*** Document text ***

As if Nightingale’s obstacles were not stacked high enough, she also persevered through a lifelong crippling disease. She contracted “Crimean Fever” during her iconic service. While at war she suffered a series of attacks, became deliriously ill, weak, and experienced severe sciatica, dysentery, rheumatism, earache, continual laryngitis, insomnia, and obsession.

The beautiful woman who charged to Crimea returned gaunt and with a noticeably disturbed personality. Nightingale’s mission was warm, but she was described as cold, stubborn, heartless, and tyrannical by her closest allies. She found fault in an assistant’s absence as he was dying.

Nightingale might be history’s most famous shut-in. Symptoms plagued her for most of her productive career. She operated her revolution from the confines of a couch, wielding a pen. She spent six straight years bedridden. Nightingale experienced weakness, headache, nausea at the site of food, breathlessness, tachycardia, palpitations, precordial pain, and neuroses. Worse, many thought she was faking her symptoms to attract more attention. Recently, the British Medical Journal published that Nightingale probably suffered from severe chronic brucellocis: a bacterial infection likely contracted from drinking bad goat’s milk in Constantinople.

I cannot imagine slogging through everything stacked against Nightingale, let alone persisting against it all to achieve so much. What might Nightingale want to say to us today? We do not have to guess. In 1890, at age 70, she made an Edison wax cylinder recording to be heard once she was no longer even a memory:

“When I am no longer even a memory — just a name, I hope my voice may perpetuate the great work of my life. God bless my dear old comrades of Balaclava and bring them safe to shore.” — Florence Nightingale, 1890.

*** End of Document text ***
*** Listed entries ***

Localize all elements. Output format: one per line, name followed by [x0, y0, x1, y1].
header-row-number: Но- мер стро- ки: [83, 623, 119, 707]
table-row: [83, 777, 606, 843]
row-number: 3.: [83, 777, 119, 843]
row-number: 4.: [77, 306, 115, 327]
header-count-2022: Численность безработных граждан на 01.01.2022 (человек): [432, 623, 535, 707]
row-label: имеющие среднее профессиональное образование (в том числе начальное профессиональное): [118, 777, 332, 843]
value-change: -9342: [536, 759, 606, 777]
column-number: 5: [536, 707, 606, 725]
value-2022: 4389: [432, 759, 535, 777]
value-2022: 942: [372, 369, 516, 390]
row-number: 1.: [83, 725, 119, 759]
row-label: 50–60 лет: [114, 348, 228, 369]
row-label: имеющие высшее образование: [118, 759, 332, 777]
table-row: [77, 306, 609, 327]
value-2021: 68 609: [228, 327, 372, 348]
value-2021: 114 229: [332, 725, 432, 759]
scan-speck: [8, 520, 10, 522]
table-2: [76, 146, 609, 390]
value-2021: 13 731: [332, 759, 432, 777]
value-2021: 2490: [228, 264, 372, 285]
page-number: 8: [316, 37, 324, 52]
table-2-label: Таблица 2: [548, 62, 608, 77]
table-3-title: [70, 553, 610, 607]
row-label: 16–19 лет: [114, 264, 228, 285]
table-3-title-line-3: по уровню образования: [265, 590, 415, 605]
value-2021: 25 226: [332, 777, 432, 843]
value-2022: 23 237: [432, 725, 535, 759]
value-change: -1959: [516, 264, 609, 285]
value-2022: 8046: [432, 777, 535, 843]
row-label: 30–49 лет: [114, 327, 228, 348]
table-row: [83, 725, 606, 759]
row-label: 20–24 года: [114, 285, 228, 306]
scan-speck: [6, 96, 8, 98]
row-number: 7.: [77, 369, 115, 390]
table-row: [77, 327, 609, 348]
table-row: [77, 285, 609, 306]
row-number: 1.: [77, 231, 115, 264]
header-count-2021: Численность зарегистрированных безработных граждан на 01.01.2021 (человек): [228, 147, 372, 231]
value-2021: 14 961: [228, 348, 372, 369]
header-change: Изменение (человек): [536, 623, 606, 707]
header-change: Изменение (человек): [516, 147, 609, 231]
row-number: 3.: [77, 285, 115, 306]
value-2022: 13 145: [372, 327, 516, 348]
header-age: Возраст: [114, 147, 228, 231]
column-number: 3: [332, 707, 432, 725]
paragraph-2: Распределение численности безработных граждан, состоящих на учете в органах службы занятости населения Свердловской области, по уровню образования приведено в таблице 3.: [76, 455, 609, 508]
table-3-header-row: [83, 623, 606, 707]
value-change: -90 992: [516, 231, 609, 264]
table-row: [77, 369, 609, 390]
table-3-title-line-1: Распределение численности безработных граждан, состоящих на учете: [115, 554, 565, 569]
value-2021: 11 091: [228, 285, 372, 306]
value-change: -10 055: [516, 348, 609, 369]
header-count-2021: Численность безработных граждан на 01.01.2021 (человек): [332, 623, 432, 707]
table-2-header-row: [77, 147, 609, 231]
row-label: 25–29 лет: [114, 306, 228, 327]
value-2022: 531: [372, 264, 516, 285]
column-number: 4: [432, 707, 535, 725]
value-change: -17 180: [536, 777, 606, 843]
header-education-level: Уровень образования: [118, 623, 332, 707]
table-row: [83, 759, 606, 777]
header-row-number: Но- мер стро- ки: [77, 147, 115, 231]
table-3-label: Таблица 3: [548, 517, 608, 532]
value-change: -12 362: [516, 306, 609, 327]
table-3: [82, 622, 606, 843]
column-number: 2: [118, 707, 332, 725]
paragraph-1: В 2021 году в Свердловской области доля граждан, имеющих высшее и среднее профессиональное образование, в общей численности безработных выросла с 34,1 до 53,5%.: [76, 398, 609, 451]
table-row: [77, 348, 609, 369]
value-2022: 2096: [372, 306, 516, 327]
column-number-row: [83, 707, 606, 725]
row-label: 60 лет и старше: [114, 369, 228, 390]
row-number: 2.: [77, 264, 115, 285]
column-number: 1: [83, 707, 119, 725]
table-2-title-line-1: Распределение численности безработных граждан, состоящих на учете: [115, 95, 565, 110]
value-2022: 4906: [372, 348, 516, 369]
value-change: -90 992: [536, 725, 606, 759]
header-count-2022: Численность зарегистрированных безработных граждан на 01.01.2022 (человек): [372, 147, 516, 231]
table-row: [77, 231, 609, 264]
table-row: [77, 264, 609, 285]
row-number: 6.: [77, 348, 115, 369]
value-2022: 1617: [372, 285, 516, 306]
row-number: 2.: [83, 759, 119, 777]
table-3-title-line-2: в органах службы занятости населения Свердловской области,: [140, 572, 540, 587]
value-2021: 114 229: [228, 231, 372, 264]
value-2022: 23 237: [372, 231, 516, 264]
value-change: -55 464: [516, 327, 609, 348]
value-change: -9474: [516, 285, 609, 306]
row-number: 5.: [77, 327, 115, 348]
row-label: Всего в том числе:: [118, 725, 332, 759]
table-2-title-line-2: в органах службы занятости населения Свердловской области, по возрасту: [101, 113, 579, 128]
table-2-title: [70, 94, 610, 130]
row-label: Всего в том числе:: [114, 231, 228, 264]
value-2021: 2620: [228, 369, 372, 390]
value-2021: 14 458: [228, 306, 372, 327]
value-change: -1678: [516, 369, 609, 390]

*** End of Listed entries ***

**Check your understanding:**
**A.** Please reproduce the passage about Florence Nightingale from "As if Nightingale’s" up to and including "he was dying.".
**B.** Translate this sentence from the passage about Florence Nightingale into Spanish: "She operated her revolution from the confines of a couch, wielding a pen."

**Task-by-task outputs:**
**A.**
As if Nightingale’s obstacles were not stacked high enough, she also persevered through a lifelong crippling disease. She contracted “Crimean Fever” during her iconic service. While at war she suffered a series of attacks, became deliriously ill, weak, and experienced severe sciatica, dysentery, rheumatism, earache, continual laryngitis, insomnia, and obsession.

The beautiful woman who charged to Crimea returned gaunt and with a noticeably disturbed personality. Nightingale’s mission was warm, but she was described as cold, stubborn, heartless, and tyrannical by her closest allies. She found fault in an assistant’s absence as he was dying.

**B.** Dirigió su revolución desde los confines de un sofá, empuñando una pluma.